• What you need to do:
Rewrite the items below, substituting "Trash" for every "Recycle Bin" and keeping everything else the same.

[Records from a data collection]
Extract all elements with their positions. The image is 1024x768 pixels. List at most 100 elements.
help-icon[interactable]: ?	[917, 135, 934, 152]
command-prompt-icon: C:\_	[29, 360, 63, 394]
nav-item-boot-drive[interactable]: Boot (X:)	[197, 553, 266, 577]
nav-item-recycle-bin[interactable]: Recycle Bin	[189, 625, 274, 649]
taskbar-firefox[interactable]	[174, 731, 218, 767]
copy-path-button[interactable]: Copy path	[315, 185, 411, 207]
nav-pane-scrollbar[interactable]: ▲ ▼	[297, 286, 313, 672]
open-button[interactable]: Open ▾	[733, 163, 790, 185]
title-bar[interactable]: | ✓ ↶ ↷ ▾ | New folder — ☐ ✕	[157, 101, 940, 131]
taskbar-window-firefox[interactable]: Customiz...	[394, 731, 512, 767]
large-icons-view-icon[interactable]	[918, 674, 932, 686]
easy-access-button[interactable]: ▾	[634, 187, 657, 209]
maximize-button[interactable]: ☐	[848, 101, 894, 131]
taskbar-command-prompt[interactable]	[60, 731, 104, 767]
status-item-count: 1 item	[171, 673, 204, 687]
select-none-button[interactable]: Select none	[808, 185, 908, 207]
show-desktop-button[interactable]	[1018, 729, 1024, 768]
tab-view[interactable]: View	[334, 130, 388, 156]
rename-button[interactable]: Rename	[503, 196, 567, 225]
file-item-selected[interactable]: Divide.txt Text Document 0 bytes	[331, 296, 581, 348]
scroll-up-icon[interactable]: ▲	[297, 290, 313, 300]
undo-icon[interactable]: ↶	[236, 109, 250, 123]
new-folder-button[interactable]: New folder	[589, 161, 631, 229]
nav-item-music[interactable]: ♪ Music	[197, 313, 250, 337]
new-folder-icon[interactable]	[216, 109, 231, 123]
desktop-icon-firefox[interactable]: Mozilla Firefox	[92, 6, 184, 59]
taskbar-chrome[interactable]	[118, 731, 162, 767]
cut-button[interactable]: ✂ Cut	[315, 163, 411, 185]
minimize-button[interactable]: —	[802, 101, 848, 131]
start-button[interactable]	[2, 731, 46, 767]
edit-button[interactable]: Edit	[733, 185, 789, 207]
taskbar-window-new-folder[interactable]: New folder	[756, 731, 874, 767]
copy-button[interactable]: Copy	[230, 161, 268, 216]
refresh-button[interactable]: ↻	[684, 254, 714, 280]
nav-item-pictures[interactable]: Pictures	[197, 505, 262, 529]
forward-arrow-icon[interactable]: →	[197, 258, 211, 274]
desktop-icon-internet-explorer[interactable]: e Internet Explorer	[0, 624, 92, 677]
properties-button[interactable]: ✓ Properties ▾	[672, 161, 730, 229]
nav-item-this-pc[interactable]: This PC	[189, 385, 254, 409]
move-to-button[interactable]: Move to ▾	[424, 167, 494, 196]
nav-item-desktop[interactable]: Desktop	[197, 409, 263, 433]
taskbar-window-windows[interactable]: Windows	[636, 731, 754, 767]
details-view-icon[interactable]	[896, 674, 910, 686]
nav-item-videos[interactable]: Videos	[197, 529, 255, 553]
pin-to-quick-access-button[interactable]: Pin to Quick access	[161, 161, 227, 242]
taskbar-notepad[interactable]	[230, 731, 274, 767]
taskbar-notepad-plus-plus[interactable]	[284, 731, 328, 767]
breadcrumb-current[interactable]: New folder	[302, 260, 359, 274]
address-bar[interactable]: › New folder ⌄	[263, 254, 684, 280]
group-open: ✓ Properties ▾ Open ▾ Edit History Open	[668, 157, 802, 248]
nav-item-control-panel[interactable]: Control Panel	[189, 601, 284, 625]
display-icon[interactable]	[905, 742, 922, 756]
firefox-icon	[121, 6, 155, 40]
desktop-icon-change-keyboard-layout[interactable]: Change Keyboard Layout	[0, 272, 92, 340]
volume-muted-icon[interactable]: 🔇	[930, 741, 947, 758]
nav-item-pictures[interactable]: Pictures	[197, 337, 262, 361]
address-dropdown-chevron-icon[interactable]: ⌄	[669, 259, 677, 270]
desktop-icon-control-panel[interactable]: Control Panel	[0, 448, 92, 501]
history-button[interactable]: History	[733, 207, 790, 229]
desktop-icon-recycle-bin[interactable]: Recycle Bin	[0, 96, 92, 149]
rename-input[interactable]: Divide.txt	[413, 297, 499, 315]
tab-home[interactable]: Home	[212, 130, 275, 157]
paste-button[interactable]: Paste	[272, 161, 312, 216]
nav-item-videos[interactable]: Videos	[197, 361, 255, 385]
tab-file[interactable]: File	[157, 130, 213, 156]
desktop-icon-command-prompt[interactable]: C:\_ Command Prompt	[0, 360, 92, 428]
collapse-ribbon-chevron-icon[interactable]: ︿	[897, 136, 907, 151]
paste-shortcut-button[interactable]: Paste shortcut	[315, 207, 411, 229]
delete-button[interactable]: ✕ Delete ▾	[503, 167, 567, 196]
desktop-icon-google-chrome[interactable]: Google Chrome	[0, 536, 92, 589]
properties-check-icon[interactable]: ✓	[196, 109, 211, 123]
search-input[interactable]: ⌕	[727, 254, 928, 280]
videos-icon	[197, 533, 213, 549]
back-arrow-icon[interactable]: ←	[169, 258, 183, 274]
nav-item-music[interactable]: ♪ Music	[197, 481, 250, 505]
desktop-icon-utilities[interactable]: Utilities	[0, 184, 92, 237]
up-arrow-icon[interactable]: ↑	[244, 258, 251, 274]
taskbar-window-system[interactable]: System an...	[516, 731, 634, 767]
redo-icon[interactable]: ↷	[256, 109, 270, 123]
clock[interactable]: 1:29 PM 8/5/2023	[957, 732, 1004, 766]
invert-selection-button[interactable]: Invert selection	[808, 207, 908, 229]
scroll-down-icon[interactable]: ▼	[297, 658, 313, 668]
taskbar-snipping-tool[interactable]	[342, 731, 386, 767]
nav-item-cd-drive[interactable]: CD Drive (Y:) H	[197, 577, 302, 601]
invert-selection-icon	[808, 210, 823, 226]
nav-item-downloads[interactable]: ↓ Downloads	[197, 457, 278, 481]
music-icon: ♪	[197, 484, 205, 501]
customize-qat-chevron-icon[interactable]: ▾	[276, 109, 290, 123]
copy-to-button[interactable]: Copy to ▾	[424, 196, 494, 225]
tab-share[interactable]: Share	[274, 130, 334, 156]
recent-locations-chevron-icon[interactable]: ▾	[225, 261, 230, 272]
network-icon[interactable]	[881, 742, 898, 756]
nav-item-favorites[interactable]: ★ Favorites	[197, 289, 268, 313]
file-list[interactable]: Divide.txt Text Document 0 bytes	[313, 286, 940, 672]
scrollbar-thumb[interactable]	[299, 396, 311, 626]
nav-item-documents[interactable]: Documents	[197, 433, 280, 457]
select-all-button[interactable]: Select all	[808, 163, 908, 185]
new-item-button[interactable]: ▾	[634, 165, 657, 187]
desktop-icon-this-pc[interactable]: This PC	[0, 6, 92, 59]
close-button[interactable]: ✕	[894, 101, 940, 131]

• Right answer:
Extract all elements with their positions. The image is 1024x768 pixels. List at most 100 elements.
help-icon[interactable]: ?	[917, 135, 934, 152]
command-prompt-icon: C:\_	[29, 360, 63, 394]
nav-item-boot-drive[interactable]: Boot (X:)	[197, 553, 266, 577]
nav-item-recycle-bin[interactable]: Trash	[189, 625, 274, 649]
taskbar-firefox[interactable]	[174, 731, 218, 767]
copy-path-button[interactable]: Copy path	[315, 185, 411, 207]
nav-pane-scrollbar[interactable]: ▲ ▼	[297, 286, 313, 672]
open-button[interactable]: Open ▾	[733, 163, 790, 185]
title-bar[interactable]: | ✓ ↶ ↷ ▾ | New folder — ☐ ✕	[157, 101, 940, 131]
taskbar-window-firefox[interactable]: Customiz...	[394, 731, 512, 767]
large-icons-view-icon[interactable]	[918, 674, 932, 686]
easy-access-button[interactable]: ▾	[634, 187, 657, 209]
maximize-button[interactable]: ☐	[848, 101, 894, 131]
taskbar-command-prompt[interactable]	[60, 731, 104, 767]
status-item-count: 1 item	[171, 673, 204, 687]
select-none-button[interactable]: Select none	[808, 185, 908, 207]
show-desktop-button[interactable]	[1018, 729, 1024, 768]
tab-view[interactable]: View	[334, 130, 388, 156]
rename-button[interactable]: Rename	[503, 196, 567, 225]
file-item-selected[interactable]: Divide.txt Text Document 0 bytes	[331, 296, 581, 348]
scroll-up-icon[interactable]: ▲	[297, 290, 313, 300]
undo-icon[interactable]: ↶	[236, 109, 250, 123]
new-folder-button[interactable]: New folder	[589, 161, 631, 229]
nav-item-music[interactable]: ♪ Music	[197, 313, 250, 337]
new-folder-icon[interactable]	[216, 109, 231, 123]
desktop-icon-firefox[interactable]: Mozilla Firefox	[92, 6, 184, 59]
taskbar-chrome[interactable]	[118, 731, 162, 767]
cut-button[interactable]: ✂ Cut	[315, 163, 411, 185]
minimize-button[interactable]: —	[802, 101, 848, 131]
start-button[interactable]	[2, 731, 46, 767]
edit-button[interactable]: Edit	[733, 185, 789, 207]
taskbar-window-new-folder[interactable]: New folder	[756, 731, 874, 767]
copy-button[interactable]: Copy	[230, 161, 268, 216]
refresh-button[interactable]: ↻	[684, 254, 714, 280]
nav-item-pictures[interactable]: Pictures	[197, 505, 262, 529]
forward-arrow-icon[interactable]: →	[197, 258, 211, 274]
desktop-icon-internet-explorer[interactable]: e Internet Explorer	[0, 624, 92, 677]
properties-button[interactable]: ✓ Properties ▾	[672, 161, 730, 229]
nav-item-this-pc[interactable]: This PC	[189, 385, 254, 409]
move-to-button[interactable]: Move to ▾	[424, 167, 494, 196]
nav-item-desktop[interactable]: Desktop	[197, 409, 263, 433]
taskbar-window-windows[interactable]: Windows	[636, 731, 754, 767]
details-view-icon[interactable]	[896, 674, 910, 686]
nav-item-videos[interactable]: Videos	[197, 529, 255, 553]
pin-to-quick-access-button[interactable]: Pin to Quick access	[161, 161, 227, 242]
taskbar-notepad[interactable]	[230, 731, 274, 767]
taskbar-notepad-plus-plus[interactable]	[284, 731, 328, 767]
breadcrumb-current[interactable]: New folder	[302, 260, 359, 274]
address-bar[interactable]: › New folder ⌄	[263, 254, 684, 280]
group-open: ✓ Properties ▾ Open ▾ Edit History Open	[668, 157, 802, 248]
nav-item-control-panel[interactable]: Control Panel	[189, 601, 284, 625]
display-icon[interactable]	[905, 742, 922, 756]
firefox-icon	[121, 6, 155, 40]
desktop-icon-change-keyboard-layout[interactable]: Change Keyboard Layout	[0, 272, 92, 340]
volume-muted-icon[interactable]: 🔇	[930, 741, 947, 758]
nav-item-pictures[interactable]: Pictures	[197, 337, 262, 361]
address-dropdown-chevron-icon[interactable]: ⌄	[669, 259, 677, 270]
desktop-icon-control-panel[interactable]: Control Panel	[0, 448, 92, 501]
history-button[interactable]: History	[733, 207, 790, 229]
desktop-icon-recycle-bin[interactable]: Trash	[0, 96, 92, 149]
rename-input[interactable]: Divide.txt	[413, 297, 499, 315]
tab-home[interactable]: Home	[212, 130, 275, 157]
paste-button[interactable]: Paste	[272, 161, 312, 216]
nav-item-videos[interactable]: Videos	[197, 361, 255, 385]
tab-file[interactable]: File	[157, 130, 213, 156]
desktop-icon-command-prompt[interactable]: C:\_ Command Prompt	[0, 360, 92, 428]
collapse-ribbon-chevron-icon[interactable]: ︿	[897, 136, 907, 151]
paste-shortcut-button[interactable]: Paste shortcut	[315, 207, 411, 229]
delete-button[interactable]: ✕ Delete ▾	[503, 167, 567, 196]
desktop-icon-google-chrome[interactable]: Google Chrome	[0, 536, 92, 589]
properties-check-icon[interactable]: ✓	[196, 109, 211, 123]
search-input[interactable]: ⌕	[727, 254, 928, 280]
videos-icon	[197, 533, 213, 549]
back-arrow-icon[interactable]: ←	[169, 258, 183, 274]
nav-item-music[interactable]: ♪ Music	[197, 481, 250, 505]
desktop-icon-utilities[interactable]: Utilities	[0, 184, 92, 237]
up-arrow-icon[interactable]: ↑	[244, 258, 251, 274]
taskbar-window-system[interactable]: System an...	[516, 731, 634, 767]
redo-icon[interactable]: ↷	[256, 109, 270, 123]
clock[interactable]: 1:29 PM 8/5/2023	[957, 732, 1004, 766]
invert-selection-button[interactable]: Invert selection	[808, 207, 908, 229]
scroll-down-icon[interactable]: ▼	[297, 658, 313, 668]
taskbar-snipping-tool[interactable]	[342, 731, 386, 767]
nav-item-cd-drive[interactable]: CD Drive (Y:) H	[197, 577, 302, 601]
invert-selection-icon	[808, 210, 823, 226]
nav-item-downloads[interactable]: ↓ Downloads	[197, 457, 278, 481]
music-icon: ♪	[197, 484, 205, 501]
customize-qat-chevron-icon[interactable]: ▾	[276, 109, 290, 123]
copy-to-button[interactable]: Copy to ▾	[424, 196, 494, 225]
tab-share[interactable]: Share	[274, 130, 334, 156]
recent-locations-chevron-icon[interactable]: ▾	[225, 261, 230, 272]
network-icon[interactable]	[881, 742, 898, 756]
nav-item-favorites[interactable]: ★ Favorites	[197, 289, 268, 313]
file-list[interactable]: Divide.txt Text Document 0 bytes	[313, 286, 940, 672]
scrollbar-thumb[interactable]	[299, 396, 311, 626]
nav-item-documents[interactable]: Documents	[197, 433, 280, 457]
select-all-button[interactable]: Select all	[808, 163, 908, 185]
new-item-button[interactable]: ▾	[634, 165, 657, 187]
desktop-icon-this-pc[interactable]: This PC	[0, 6, 92, 59]
close-button[interactable]: ✕	[894, 101, 940, 131]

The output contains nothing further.